| WORK TO COMPLETE |
Pull every line of the entries that has the word "residu".

| Stored records |
#####

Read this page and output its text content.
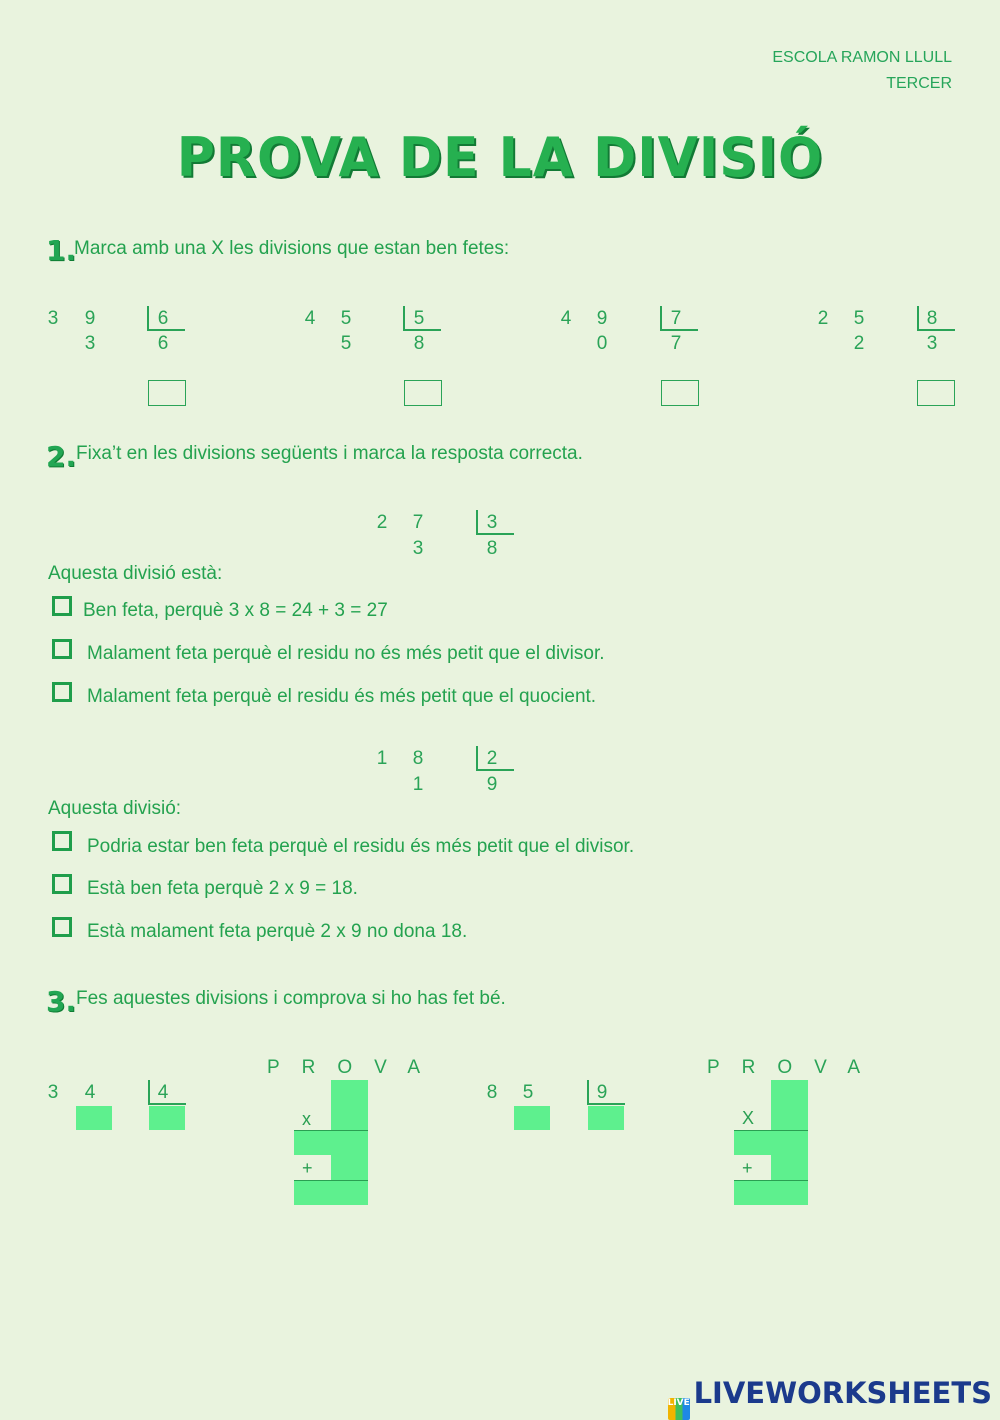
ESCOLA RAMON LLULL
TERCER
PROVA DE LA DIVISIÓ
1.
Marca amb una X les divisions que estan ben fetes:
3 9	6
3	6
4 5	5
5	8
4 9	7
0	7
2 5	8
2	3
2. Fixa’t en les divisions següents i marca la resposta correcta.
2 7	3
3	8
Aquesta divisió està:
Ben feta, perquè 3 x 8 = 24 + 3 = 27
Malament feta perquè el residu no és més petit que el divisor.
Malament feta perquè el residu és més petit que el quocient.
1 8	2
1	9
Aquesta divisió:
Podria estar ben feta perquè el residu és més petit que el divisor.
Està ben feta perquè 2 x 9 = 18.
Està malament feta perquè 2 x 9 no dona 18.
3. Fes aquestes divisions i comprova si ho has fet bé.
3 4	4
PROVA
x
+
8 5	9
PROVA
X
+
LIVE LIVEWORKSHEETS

#####

| TASK RESPONSE |
Malament feta perquè el residu no és més petit que el divisor.
Malament feta perquè el residu és més petit que el quocient.
Podria estar ben feta perquè el residu és més petit que el divisor.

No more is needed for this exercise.